** START OF RECORDS **

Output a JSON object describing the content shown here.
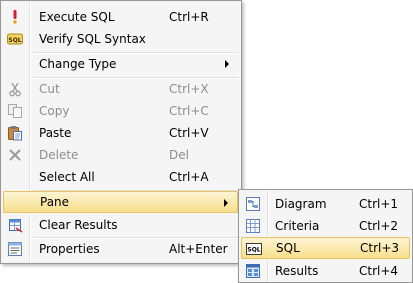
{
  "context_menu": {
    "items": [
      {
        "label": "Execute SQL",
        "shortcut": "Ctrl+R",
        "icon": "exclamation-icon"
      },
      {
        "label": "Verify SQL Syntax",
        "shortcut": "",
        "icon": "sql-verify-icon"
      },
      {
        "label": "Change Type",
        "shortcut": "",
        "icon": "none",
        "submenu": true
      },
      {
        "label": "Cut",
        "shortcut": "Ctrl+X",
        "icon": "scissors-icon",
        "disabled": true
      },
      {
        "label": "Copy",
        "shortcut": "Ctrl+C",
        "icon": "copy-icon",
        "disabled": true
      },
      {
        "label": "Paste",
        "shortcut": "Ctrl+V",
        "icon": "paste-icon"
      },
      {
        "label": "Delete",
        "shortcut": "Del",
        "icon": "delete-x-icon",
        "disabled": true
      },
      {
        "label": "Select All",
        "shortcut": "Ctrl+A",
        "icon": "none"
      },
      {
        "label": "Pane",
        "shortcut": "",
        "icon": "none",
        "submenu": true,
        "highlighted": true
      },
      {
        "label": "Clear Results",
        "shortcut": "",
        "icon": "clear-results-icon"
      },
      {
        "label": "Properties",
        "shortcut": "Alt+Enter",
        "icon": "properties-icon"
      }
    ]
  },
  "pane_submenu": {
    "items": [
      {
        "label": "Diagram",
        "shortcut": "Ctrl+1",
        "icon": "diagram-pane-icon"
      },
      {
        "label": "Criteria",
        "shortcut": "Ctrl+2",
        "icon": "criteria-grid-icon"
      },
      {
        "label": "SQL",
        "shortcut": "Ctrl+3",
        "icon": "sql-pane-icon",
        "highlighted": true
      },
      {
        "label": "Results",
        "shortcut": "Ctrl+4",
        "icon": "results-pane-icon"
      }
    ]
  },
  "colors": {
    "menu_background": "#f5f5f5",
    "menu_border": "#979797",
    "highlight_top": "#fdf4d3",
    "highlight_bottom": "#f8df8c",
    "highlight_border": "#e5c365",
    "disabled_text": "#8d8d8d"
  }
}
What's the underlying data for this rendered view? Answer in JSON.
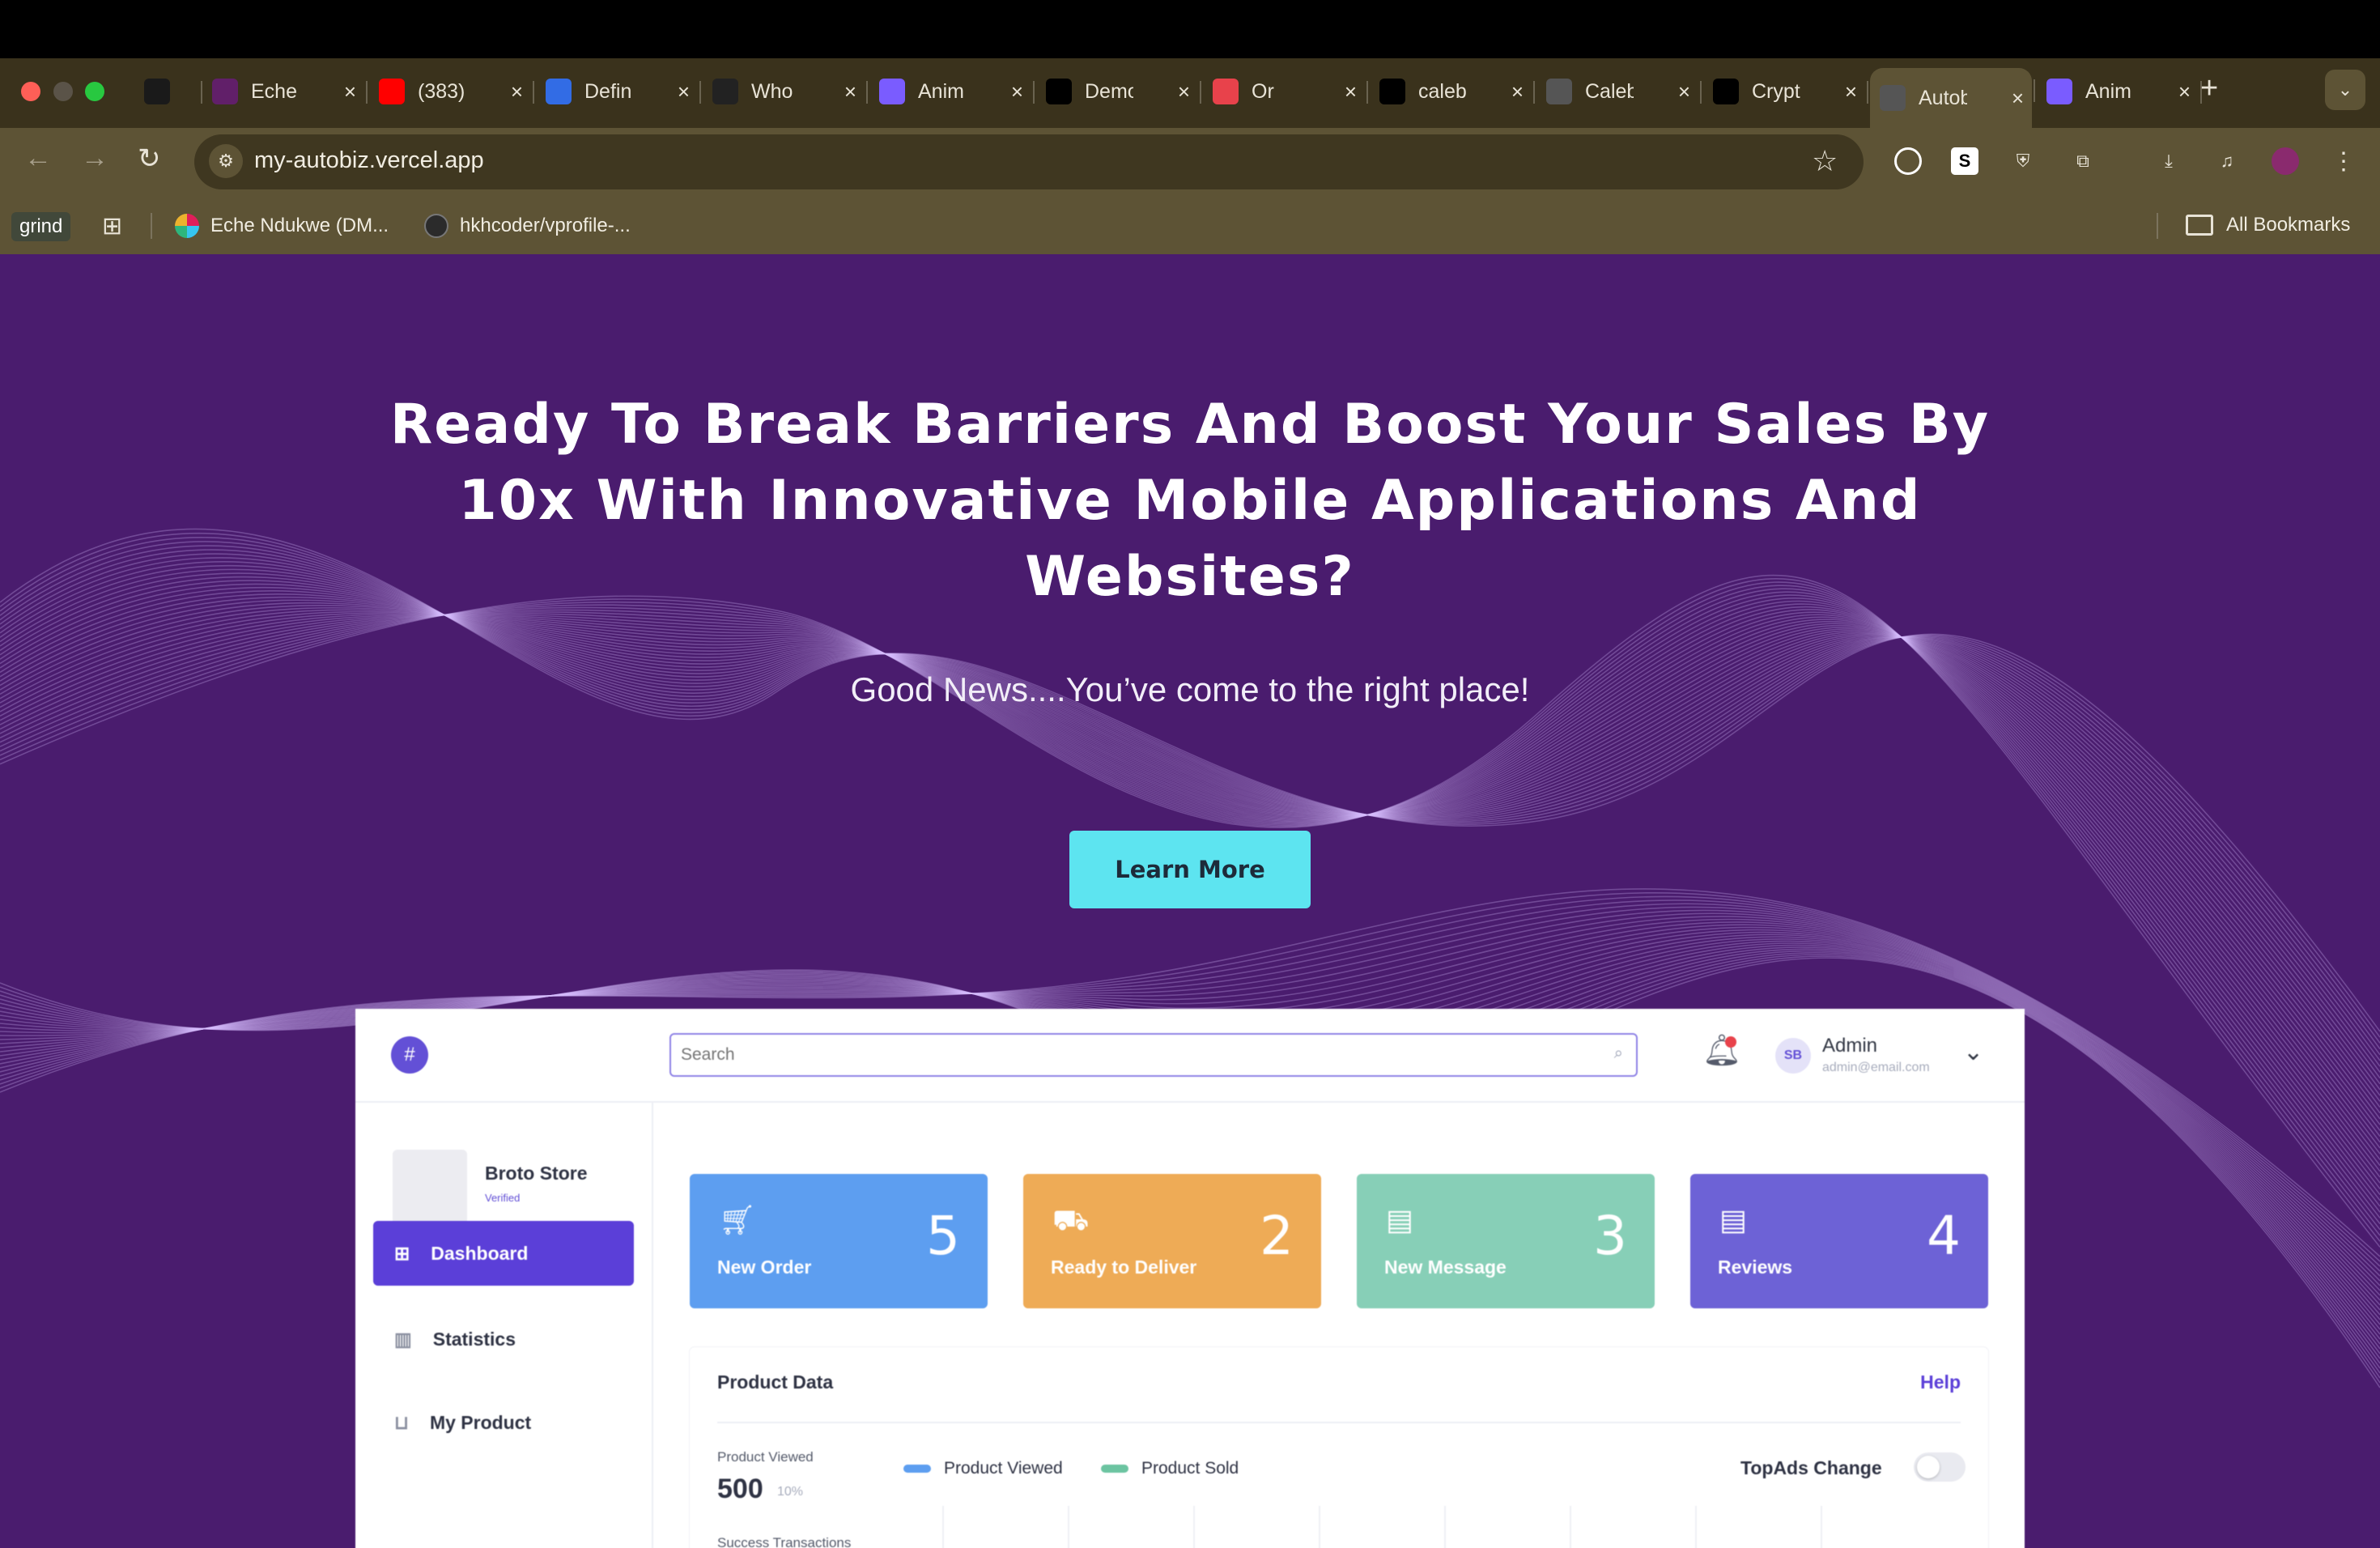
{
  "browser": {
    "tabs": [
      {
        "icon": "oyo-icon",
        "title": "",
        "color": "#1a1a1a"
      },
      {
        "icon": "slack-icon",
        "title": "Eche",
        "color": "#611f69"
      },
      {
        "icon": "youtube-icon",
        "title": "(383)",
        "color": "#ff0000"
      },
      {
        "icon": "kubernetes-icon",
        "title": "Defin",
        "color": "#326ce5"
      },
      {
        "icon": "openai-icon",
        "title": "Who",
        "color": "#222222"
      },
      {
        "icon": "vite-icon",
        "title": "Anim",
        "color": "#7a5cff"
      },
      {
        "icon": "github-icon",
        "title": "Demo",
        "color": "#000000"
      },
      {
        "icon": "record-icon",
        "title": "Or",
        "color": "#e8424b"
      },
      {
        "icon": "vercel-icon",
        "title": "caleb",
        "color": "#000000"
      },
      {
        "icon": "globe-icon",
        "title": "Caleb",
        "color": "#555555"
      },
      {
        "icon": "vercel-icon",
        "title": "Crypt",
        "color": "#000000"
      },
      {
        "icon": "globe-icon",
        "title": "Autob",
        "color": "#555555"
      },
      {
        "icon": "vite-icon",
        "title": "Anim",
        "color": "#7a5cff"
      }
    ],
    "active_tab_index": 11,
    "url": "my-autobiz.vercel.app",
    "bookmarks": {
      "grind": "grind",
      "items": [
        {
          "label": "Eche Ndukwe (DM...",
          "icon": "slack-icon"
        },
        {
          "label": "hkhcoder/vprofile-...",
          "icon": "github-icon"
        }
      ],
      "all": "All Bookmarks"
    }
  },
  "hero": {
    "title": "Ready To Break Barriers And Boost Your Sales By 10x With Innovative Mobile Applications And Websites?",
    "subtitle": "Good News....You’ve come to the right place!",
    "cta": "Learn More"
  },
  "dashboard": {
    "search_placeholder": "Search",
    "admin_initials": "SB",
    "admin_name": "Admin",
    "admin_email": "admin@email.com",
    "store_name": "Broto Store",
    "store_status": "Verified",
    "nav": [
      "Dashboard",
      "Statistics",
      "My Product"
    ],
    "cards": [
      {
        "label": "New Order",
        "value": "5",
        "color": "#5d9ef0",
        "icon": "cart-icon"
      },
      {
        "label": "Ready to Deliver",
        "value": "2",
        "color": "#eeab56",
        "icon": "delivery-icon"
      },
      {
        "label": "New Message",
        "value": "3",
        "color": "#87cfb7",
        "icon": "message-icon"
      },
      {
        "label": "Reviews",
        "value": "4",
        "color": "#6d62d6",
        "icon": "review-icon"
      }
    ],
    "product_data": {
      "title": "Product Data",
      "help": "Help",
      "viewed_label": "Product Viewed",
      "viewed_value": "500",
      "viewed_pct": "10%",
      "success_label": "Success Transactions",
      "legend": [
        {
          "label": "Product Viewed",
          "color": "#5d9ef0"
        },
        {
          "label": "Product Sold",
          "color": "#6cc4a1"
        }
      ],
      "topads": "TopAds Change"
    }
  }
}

** END OF RECORDS **
** START OF RECORDS **

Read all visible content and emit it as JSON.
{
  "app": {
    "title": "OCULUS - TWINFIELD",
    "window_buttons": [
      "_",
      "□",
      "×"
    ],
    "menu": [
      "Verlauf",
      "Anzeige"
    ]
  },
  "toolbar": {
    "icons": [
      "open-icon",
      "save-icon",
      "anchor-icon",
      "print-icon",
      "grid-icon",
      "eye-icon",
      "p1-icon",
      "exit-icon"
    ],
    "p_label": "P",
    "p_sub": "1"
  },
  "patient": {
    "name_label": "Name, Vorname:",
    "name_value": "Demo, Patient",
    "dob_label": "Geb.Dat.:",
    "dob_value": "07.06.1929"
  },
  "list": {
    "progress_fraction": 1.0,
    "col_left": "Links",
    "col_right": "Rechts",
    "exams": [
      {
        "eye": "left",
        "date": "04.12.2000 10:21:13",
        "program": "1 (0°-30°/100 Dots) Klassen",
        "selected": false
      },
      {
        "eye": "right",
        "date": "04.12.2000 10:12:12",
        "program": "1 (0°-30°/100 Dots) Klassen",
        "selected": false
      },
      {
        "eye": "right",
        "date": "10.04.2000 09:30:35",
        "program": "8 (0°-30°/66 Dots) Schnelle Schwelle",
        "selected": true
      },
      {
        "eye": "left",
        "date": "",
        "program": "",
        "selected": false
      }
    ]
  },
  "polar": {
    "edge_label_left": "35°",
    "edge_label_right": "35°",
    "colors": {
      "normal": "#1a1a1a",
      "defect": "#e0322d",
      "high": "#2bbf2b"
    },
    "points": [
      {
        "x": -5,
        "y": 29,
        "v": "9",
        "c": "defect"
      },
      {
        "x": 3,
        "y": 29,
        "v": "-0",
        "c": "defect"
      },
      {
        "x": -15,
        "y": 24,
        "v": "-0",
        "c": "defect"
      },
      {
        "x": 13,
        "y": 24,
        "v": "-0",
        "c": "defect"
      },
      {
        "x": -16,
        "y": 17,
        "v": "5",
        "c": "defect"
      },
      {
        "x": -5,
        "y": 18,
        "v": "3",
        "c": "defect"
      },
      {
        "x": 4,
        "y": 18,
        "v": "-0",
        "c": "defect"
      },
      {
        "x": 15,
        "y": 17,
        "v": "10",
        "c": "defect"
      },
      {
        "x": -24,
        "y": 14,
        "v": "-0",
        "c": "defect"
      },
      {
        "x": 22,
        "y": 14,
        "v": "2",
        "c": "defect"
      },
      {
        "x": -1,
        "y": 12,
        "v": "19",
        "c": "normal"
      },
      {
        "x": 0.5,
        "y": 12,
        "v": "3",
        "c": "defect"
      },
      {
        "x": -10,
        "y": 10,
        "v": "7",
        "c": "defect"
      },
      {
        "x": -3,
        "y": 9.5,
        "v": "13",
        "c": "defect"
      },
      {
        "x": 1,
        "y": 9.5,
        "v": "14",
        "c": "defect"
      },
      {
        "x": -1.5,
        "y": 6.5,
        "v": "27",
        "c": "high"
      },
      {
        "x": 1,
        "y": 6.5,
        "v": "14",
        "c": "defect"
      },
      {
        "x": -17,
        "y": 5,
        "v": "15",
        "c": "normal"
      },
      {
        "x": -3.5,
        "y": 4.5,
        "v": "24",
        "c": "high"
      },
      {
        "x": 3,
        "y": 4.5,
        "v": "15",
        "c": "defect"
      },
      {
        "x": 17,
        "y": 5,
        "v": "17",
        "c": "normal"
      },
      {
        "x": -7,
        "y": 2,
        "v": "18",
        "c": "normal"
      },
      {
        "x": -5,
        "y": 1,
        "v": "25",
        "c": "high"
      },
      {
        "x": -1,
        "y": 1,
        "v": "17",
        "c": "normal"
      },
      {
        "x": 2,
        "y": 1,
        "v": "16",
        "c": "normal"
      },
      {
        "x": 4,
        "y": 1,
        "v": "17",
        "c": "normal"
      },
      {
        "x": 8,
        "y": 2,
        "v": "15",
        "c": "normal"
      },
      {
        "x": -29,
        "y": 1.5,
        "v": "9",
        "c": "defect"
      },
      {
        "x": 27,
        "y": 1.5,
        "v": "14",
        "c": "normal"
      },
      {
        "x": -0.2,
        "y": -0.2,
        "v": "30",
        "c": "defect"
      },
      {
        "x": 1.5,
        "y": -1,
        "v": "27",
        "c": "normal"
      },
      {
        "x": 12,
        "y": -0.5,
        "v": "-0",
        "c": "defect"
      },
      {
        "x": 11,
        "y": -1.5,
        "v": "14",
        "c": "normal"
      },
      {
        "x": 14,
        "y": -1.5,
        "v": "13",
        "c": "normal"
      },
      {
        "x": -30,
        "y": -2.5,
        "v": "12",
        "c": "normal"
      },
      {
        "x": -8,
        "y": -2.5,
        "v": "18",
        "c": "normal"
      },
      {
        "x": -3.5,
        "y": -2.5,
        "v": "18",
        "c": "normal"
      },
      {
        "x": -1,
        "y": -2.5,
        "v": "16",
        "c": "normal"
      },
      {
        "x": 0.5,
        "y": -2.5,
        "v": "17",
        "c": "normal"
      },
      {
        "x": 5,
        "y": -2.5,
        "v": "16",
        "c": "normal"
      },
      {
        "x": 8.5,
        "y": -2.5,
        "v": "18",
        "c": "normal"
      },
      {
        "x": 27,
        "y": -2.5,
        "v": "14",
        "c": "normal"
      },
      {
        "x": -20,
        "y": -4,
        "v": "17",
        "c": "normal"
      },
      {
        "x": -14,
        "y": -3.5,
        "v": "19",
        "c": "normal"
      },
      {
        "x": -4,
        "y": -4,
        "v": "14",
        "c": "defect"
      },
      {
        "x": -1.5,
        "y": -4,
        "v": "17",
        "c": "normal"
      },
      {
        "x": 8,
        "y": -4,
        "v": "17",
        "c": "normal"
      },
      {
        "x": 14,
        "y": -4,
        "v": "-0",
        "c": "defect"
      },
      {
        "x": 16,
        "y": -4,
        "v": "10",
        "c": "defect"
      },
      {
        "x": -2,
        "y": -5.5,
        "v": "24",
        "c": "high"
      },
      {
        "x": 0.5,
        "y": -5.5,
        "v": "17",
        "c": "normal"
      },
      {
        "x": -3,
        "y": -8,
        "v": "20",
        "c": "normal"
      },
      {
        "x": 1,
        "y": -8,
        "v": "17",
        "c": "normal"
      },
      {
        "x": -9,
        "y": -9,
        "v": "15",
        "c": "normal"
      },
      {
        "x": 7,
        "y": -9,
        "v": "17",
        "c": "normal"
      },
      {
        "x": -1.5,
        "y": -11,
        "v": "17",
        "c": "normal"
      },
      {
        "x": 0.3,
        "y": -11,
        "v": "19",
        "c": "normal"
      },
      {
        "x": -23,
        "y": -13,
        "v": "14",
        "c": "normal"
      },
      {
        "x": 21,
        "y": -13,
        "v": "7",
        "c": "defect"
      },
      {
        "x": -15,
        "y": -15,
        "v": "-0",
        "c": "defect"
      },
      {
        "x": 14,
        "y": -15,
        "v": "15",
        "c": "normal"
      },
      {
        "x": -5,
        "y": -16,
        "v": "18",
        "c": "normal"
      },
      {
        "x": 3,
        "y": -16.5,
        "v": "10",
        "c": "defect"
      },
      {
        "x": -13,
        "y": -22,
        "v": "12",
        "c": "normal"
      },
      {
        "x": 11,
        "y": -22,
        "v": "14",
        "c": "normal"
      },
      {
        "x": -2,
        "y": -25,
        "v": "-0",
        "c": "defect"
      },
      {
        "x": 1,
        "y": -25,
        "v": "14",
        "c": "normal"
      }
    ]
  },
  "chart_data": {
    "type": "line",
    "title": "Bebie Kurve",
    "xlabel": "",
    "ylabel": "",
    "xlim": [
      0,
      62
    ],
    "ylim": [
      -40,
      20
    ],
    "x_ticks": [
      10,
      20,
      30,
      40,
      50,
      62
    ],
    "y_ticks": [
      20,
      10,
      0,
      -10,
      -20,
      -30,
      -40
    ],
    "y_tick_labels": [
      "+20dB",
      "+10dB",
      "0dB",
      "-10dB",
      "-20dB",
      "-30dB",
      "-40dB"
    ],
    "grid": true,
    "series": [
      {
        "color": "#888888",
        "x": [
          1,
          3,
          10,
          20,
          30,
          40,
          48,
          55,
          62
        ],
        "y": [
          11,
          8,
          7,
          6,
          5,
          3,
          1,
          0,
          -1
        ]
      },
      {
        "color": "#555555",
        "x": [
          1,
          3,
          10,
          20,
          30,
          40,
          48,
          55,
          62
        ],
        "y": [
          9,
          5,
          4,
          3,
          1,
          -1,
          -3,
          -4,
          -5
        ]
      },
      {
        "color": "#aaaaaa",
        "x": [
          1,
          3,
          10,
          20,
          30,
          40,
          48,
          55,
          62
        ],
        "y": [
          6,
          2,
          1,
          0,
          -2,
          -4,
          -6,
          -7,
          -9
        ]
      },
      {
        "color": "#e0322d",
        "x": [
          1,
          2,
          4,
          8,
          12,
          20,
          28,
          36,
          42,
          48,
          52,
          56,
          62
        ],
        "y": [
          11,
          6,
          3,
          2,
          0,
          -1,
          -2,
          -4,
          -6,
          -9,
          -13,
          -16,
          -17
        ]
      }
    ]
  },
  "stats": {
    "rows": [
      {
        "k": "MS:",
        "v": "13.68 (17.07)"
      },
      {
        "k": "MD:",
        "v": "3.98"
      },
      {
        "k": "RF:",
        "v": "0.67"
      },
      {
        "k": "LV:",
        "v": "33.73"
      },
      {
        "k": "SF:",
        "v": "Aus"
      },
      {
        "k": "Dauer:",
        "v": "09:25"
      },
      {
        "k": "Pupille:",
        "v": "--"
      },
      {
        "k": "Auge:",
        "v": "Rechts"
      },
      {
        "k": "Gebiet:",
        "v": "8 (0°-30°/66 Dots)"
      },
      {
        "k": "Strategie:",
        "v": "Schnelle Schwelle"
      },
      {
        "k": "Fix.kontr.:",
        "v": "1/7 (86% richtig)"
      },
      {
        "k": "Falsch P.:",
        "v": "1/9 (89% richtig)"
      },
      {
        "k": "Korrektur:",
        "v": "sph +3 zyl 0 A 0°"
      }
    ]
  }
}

** END OF RECORDS **

Find the string "JSON" in the records, then copy each line where it occurs.

Output a JSON object describing the content shown here.
What's the underlying data for this rendered view? Answer in JSON.
Read all visible content and emit it as JSON.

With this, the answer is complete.